Problem requirements:
Quote the data below in full, please, without altering anything.

Input data:
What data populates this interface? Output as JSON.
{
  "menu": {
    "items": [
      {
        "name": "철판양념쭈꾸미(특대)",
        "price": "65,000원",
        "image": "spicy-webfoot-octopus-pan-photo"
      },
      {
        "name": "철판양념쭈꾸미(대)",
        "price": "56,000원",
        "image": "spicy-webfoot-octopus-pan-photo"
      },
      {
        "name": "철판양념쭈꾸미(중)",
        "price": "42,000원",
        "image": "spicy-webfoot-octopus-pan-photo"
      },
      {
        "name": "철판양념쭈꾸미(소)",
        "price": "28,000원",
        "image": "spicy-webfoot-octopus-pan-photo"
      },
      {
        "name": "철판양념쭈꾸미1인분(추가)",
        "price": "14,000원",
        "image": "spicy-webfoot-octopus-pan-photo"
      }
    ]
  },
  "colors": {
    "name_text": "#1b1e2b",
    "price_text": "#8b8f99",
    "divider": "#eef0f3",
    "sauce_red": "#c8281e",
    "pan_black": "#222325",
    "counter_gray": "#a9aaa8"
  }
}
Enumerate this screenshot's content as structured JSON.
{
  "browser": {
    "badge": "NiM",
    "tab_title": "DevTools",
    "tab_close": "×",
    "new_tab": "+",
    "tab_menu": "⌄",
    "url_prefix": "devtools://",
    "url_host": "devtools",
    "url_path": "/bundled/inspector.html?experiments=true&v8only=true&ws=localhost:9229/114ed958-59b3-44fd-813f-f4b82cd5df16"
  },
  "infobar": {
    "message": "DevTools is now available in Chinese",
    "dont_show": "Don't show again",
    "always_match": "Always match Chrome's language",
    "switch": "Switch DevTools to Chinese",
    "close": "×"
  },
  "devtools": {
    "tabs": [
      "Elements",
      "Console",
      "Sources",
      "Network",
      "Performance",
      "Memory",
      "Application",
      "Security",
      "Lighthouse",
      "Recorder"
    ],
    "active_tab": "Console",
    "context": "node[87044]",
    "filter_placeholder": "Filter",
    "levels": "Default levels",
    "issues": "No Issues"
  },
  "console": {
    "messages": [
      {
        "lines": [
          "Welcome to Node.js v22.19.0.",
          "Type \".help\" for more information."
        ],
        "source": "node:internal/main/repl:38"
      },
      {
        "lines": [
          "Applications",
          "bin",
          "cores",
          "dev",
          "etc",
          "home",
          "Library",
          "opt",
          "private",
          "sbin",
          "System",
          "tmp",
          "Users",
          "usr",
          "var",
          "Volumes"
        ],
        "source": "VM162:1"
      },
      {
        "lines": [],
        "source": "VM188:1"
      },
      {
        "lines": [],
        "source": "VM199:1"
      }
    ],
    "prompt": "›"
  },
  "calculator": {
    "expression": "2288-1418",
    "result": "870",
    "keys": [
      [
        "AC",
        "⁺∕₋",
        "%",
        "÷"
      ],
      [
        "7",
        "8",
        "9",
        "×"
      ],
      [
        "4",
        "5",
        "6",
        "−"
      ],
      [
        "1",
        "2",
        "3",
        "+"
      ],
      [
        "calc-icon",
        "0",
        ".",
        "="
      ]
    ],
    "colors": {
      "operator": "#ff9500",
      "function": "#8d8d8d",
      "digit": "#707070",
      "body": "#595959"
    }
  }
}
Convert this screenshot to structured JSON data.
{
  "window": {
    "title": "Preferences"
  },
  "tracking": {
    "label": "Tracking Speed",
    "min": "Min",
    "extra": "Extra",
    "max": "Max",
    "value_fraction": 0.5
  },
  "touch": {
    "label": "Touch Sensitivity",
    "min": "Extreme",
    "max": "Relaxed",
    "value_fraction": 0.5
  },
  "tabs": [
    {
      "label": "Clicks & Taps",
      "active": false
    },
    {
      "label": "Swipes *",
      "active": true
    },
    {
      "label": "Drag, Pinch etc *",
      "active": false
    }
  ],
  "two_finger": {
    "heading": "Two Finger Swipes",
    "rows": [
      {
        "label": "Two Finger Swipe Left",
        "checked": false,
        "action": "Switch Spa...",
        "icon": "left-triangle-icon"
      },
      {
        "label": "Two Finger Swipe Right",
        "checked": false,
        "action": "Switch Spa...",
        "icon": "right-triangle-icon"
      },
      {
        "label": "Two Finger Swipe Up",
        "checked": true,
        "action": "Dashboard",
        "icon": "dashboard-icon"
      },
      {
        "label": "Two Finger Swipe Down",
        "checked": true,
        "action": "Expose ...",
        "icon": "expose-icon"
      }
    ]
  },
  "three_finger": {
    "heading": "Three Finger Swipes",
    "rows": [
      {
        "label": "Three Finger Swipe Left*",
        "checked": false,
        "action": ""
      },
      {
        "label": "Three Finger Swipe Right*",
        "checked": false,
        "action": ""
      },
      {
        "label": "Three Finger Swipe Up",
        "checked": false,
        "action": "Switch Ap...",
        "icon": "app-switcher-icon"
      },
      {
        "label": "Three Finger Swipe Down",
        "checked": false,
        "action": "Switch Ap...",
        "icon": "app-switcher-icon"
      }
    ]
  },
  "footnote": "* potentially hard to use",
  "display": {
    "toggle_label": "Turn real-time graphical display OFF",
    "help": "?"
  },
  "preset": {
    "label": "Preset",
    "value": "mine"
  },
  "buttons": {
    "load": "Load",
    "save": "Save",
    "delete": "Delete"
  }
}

Task response:
What data populates this interface? Output as JSON.
{
  "menu": {
    "items": [
      {
        "name": "철판양념쭈꾸미(특대)",
        "price": "65,000원",
        "image": "spicy-webfoot-octopus-pan-photo"
      },
      {
        "name": "철판양념쭈꾸미(대)",
        "price": "56,000원",
        "image": "spicy-webfoot-octopus-pan-photo"
      },
      {
        "name": "철판양념쭈꾸미(중)",
        "price": "42,000원",
        "image": "spicy-webfoot-octopus-pan-photo"
      },
      {
        "name": "철판양념쭈꾸미(소)",
        "price": "28,000원",
        "image": "spicy-webfoot-octopus-pan-photo"
      },
      {
        "name": "철판양념쭈꾸미1인분(추가)",
        "price": "14,000원",
        "image": "spicy-webfoot-octopus-pan-photo"
      }
    ]
  },
  "colors": {
    "name_text": "#1b1e2b",
    "price_text": "#8b8f99",
    "divider": "#eef0f3",
    "sauce_red": "#c8281e",
    "pan_black": "#222325",
    "counter_gray": "#a9aaa8"
  }
}
Enumerate this screenshot's content as structured JSON.
{
  "browser": {
    "badge": "NiM",
    "tab_title": "DevTools",
    "tab_close": "×",
    "new_tab": "+",
    "tab_menu": "⌄",
    "url_prefix": "devtools://",
    "url_host": "devtools",
    "url_path": "/bundled/inspector.html?experiments=true&v8only=true&ws=localhost:9229/114ed958-59b3-44fd-813f-f4b82cd5df16"
  },
  "infobar": {
    "message": "DevTools is now available in Chinese",
    "dont_show": "Don't show again",
    "always_match": "Always match Chrome's language",
    "switch": "Switch DevTools to Chinese",
    "close": "×"
  },
  "devtools": {
    "tabs": [
      "Elements",
      "Console",
      "Sources",
      "Network",
      "Performance",
      "Memory",
      "Application",
      "Security",
      "Lighthouse",
      "Recorder"
    ],
    "active_tab": "Console",
    "context": "node[87044]",
    "filter_placeholder": "Filter",
    "levels": "Default levels",
    "issues": "No Issues"
  },
  "console": {
    "messages": [
      {
        "lines": [
          "Welcome to Node.js v22.19.0.",
          "Type \".help\" for more information."
        ],
        "source": "node:internal/main/repl:38"
      },
      {
        "lines": [
          "Applications",
          "bin",
          "cores",
          "dev",
          "etc",
          "home",
          "Library",
          "opt",
          "private",
          "sbin",
          "System",
          "tmp",
          "Users",
          "usr",
          "var",
          "Volumes"
        ],
        "source": "VM162:1"
      },
      {
        "lines": [],
        "source": "VM188:1"
      },
      {
        "lines": [],
        "source": "VM199:1"
      }
    ],
    "prompt": "›"
  },
  "calculator": {
    "expression": "2288-1418",
    "result": "870",
    "keys": [
      [
        "AC",
        "⁺∕₋",
        "%",
        "÷"
      ],
      [
        "7",
        "8",
        "9",
        "×"
      ],
      [
        "4",
        "5",
        "6",
        "−"
      ],
      [
        "1",
        "2",
        "3",
        "+"
      ],
      [
        "calc-icon",
        "0",
        ".",
        "="
      ]
    ],
    "colors": {
      "operator": "#ff9500",
      "function": "#8d8d8d",
      "digit": "#707070",
      "body": "#595959"
    }
  }
}
Convert this screenshot to structured JSON data.
{
  "window": {
    "title": "Preferences"
  },
  "tracking": {
    "label": "Tracking Speed",
    "min": "Min",
    "extra": "Extra",
    "max": "Max",
    "value_fraction": 0.5
  },
  "touch": {
    "label": "Touch Sensitivity",
    "min": "Extreme",
    "max": "Relaxed",
    "value_fraction": 0.5
  },
  "tabs": [
    {
      "label": "Clicks & Taps",
      "active": false
    },
    {
      "label": "Swipes *",
      "active": true
    },
    {
      "label": "Drag, Pinch etc *",
      "active": false
    }
  ],
  "two_finger": {
    "heading": "Two Finger Swipes",
    "rows": [
      {
        "label": "Two Finger Swipe Left",
        "checked": false,
        "action": "Switch Spa...",
        "icon": "left-triangle-icon"
      },
      {
        "label": "Two Finger Swipe Right",
        "checked": false,
        "action": "Switch Spa...",
        "icon": "right-triangle-icon"
      },
      {
        "label": "Two Finger Swipe Up",
        "checked": true,
        "action": "Dashboard",
        "icon": "dashboard-icon"
      },
      {
        "label": "Two Finger Swipe Down",
        "checked": true,
        "action": "Expose ...",
        "icon": "expose-icon"
      }
    ]
  },
  "three_finger": {
    "heading": "Three Finger Swipes",
    "rows": [
      {
        "label": "Three Finger Swipe Left*",
        "checked": false,
        "action": ""
      },
      {
        "label": "Three Finger Swipe Right*",
        "checked": false,
        "action": ""
      },
      {
        "label": "Three Finger Swipe Up",
        "checked": false,
        "action": "Switch Ap...",
        "icon": "app-switcher-icon"
      },
      {
        "label": "Three Finger Swipe Down",
        "checked": false,
        "action": "Switch Ap...",
        "icon": "app-switcher-icon"
      }
    ]
  },
  "footnote": "* potentially hard to use",
  "display": {
    "toggle_label": "Turn real-time graphical display OFF",
    "help": "?"
  },
  "preset": {
    "label": "Preset",
    "value": "mine"
  },
  "buttons": {
    "load": "Load",
    "save": "Save",
    "delete": "Delete"
  }
}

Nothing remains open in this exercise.